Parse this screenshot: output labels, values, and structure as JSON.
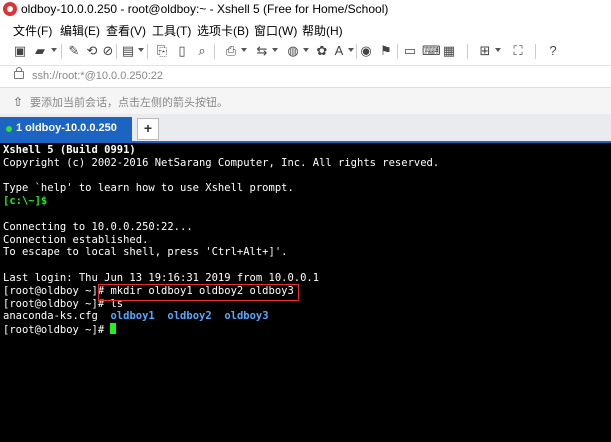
{
  "window": {
    "title": "oldboy-10.0.0.250 - root@oldboy:~ - Xshell 5 (Free for Home/School)"
  },
  "menu": [
    "文件(F)",
    "编辑(E)",
    "查看(V)",
    "工具(T)",
    "选项卡(B)",
    "窗口(W)",
    "帮助(H)"
  ],
  "toolbar": {
    "icons": [
      "new-session-icon",
      "open-folder-icon",
      "properties-icon",
      "reconnect-icon",
      "disconnect-icon",
      "new-terminal-icon",
      "copy-icon",
      "paste-icon",
      "find-icon",
      "print-icon",
      "transfer-icon",
      "globe-icon",
      "color-scheme-icon",
      "font-icon",
      "xftp-icon",
      "tunnel-icon",
      "compose-icon",
      "keyboard-icon",
      "add-pane-icon",
      "fullscreen-icon",
      "help-icon"
    ]
  },
  "address": {
    "text": "ssh://root:*@10.0.0.250:22"
  },
  "hint": {
    "text": "要添加当前会话，点击左侧的箭头按钮。"
  },
  "tabs": [
    {
      "label": "1 oldboy-10.0.0.250",
      "active": true,
      "status_color": "#33dd33"
    }
  ],
  "tab_add": "+",
  "terminal": {
    "banner_title": "Xshell 5 (Build 0991)",
    "copyright": "Copyright (c) 2002-2016 NetSarang Computer, Inc. All rights reserved.",
    "help": "Type `help' to learn how to use Xshell prompt.",
    "local_prompt": "[c:\\~]$",
    "connecting": "Connecting to 10.0.0.250:22...",
    "established": "Connection established.",
    "escape": "To escape to local shell, press 'Ctrl+Alt+]'.",
    "last_login": "Last login: Thu Jun 13 19:16:31 2019 from 10.0.0.1",
    "prompt": "[root@oldboy ~]# ",
    "cmd1": "mkdir oldboy1 oldboy2 oldboy3",
    "cmd2": "ls",
    "ls_file": "anaconda-ks.cfg",
    "ls_dirs": [
      "oldboy1",
      "oldboy2",
      "oldboy3"
    ]
  }
}
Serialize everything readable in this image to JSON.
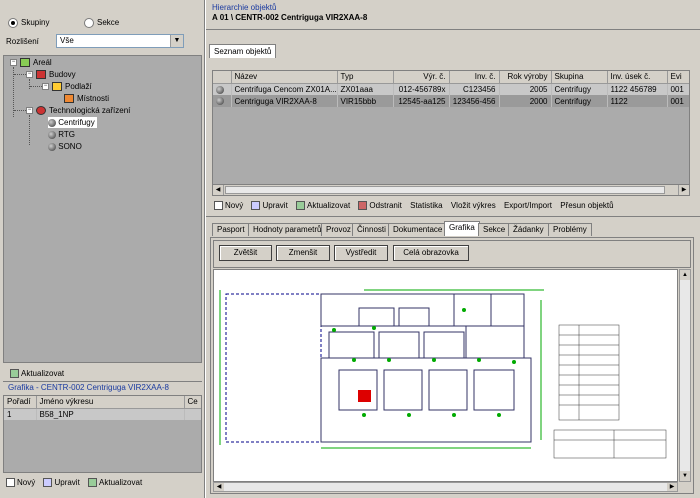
{
  "left": {
    "radio_groups": "Skupiny",
    "radio_sections": "Sekce",
    "resolution_label": "Rozlišení",
    "resolution_value": "Vše",
    "tree": [
      "Areál",
      "Budovy",
      "Podlaží",
      "Místnosti",
      "Technologická zařízení",
      "Centrifugy",
      "RTG",
      "SONO"
    ],
    "refresh": "Aktualizovat",
    "graphics_title": "Grafika - CENTR-002 Centriguga VIR2XAA-8",
    "graphics_cols": [
      "Pořadí",
      "Jméno výkresu",
      "Ce"
    ],
    "graphics_rows": [
      [
        "1",
        "B58_1NP",
        ""
      ]
    ],
    "bottom_toolbar": [
      "Nový",
      "Upravit",
      "Aktualizovat"
    ]
  },
  "header": {
    "hierarchy_label": "Hierarchie objektů",
    "path": "A 01 \\ CENTR-002 Centriguga VIR2XAA-8"
  },
  "main": {
    "list_tab": "Seznam objektů",
    "columns": [
      "Název",
      "Typ",
      "Výr. č.",
      "Inv. č.",
      "Rok výroby",
      "Skupina",
      "Inv. úsek č.",
      "Evi"
    ],
    "rows": [
      [
        "Centrifuga Cencom ZX01A...",
        "ZX01aaa",
        "012-456789x",
        "C123456",
        "2005",
        "Centrifugy",
        "1122 456789",
        "001"
      ],
      [
        "Centriguga VIR2XAA-8",
        "VIR15bbb",
        "12545-aa125",
        "123456-456",
        "2000",
        "Centrifugy",
        "1122",
        "001"
      ]
    ],
    "toolbar": [
      "Nový",
      "Upravit",
      "Aktualizovat",
      "Odstranit",
      "Statistika",
      "Vložit výkres",
      "Export/Import",
      "Přesun objektů"
    ],
    "detail_tabs": [
      "Pasport",
      "Hodnoty parametrů",
      "Provoz",
      "Činnosti",
      "Dokumentace",
      "Grafika",
      "Sekce",
      "Žádanky",
      "Problémy"
    ],
    "active_tab": "Grafika",
    "graphic_buttons": [
      "Zvětšit",
      "Zmenšit",
      "Vystředit",
      "Celá obrazovka"
    ]
  }
}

◆ ◆ ◆ ◆ ◆

* The problem
Copy out each line exactly, without the pictures.

* Output below
Parse this screenshot: output labels, values, and structure as JSON.
{
  "window": {
    "title": "oldboy-10.0.0.250 - root@oldboy:~ - Xshell 5 (Free for Home/School)"
  },
  "menu": [
    "文件(F)",
    "编辑(E)",
    "查看(V)",
    "工具(T)",
    "选项卡(B)",
    "窗口(W)",
    "帮助(H)"
  ],
  "toolbar": {
    "icons": [
      "new-session-icon",
      "open-folder-icon",
      "properties-icon",
      "reconnect-icon",
      "disconnect-icon",
      "new-terminal-icon",
      "copy-icon",
      "paste-icon",
      "find-icon",
      "print-icon",
      "transfer-icon",
      "globe-icon",
      "color-scheme-icon",
      "font-icon",
      "xftp-icon",
      "tunnel-icon",
      "compose-icon",
      "keyboard-icon",
      "add-pane-icon",
      "fullscreen-icon",
      "help-icon"
    ]
  },
  "address": {
    "text": "ssh://root:*@10.0.0.250:22"
  },
  "hint": {
    "text": "要添加当前会话，点击左侧的箭头按钮。"
  },
  "tabs": [
    {
      "label": "1 oldboy-10.0.0.250",
      "active": true,
      "status_color": "#33dd33"
    }
  ],
  "tab_add": "+",
  "terminal": {
    "banner_title": "Xshell 5 (Build 0991)",
    "copyright": "Copyright (c) 2002-2016 NetSarang Computer, Inc. All rights reserved.",
    "help": "Type `help' to learn how to use Xshell prompt.",
    "local_prompt": "[c:\\~]$",
    "connecting": "Connecting to 10.0.0.250:22...",
    "established": "Connection established.",
    "escape": "To escape to local shell, press 'Ctrl+Alt+]'.",
    "last_login": "Last login: Thu Jun 13 19:16:31 2019 from 10.0.0.1",
    "prompt": "[root@oldboy ~]# ",
    "cmd1": "mkdir oldboy1 oldboy2 oldboy3",
    "cmd2": "ls",
    "ls_file": "anaconda-ks.cfg",
    "ls_dirs": [
      "oldboy1",
      "oldboy2",
      "oldboy3"
    ]
  }
}
Serialize everything readable in this image to JSON.
{
  "left": {
    "radio_groups": "Skupiny",
    "radio_sections": "Sekce",
    "resolution_label": "Rozlišení",
    "resolution_value": "Vše",
    "tree": [
      "Areál",
      "Budovy",
      "Podlaží",
      "Místnosti",
      "Technologická zařízení",
      "Centrifugy",
      "RTG",
      "SONO"
    ],
    "refresh": "Aktualizovat",
    "graphics_title": "Grafika - CENTR-002 Centriguga VIR2XAA-8",
    "graphics_cols": [
      "Pořadí",
      "Jméno výkresu",
      "Ce"
    ],
    "graphics_rows": [
      [
        "1",
        "B58_1NP",
        ""
      ]
    ],
    "bottom_toolbar": [
      "Nový",
      "Upravit",
      "Aktualizovat"
    ]
  },
  "header": {
    "hierarchy_label": "Hierarchie objektů",
    "path": "A 01 \\ CENTR-002 Centriguga VIR2XAA-8"
  },
  "main": {
    "list_tab": "Seznam objektů",
    "columns": [
      "Název",
      "Typ",
      "Výr. č.",
      "Inv. č.",
      "Rok výroby",
      "Skupina",
      "Inv. úsek č.",
      "Evi"
    ],
    "rows": [
      [
        "Centrifuga Cencom ZX01A...",
        "ZX01aaa",
        "012-456789x",
        "C123456",
        "2005",
        "Centrifugy",
        "1122 456789",
        "001"
      ],
      [
        "Centriguga VIR2XAA-8",
        "VIR15bbb",
        "12545-aa125",
        "123456-456",
        "2000",
        "Centrifugy",
        "1122",
        "001"
      ]
    ],
    "toolbar": [
      "Nový",
      "Upravit",
      "Aktualizovat",
      "Odstranit",
      "Statistika",
      "Vložit výkres",
      "Export/Import",
      "Přesun objektů"
    ],
    "detail_tabs": [
      "Pasport",
      "Hodnoty parametrů",
      "Provoz",
      "Činnosti",
      "Dokumentace",
      "Grafika",
      "Sekce",
      "Žádanky",
      "Problémy"
    ],
    "active_tab": "Grafika",
    "graphic_buttons": [
      "Zvětšit",
      "Zmenšit",
      "Vystředit",
      "Celá obrazovka"
    ]
  }
}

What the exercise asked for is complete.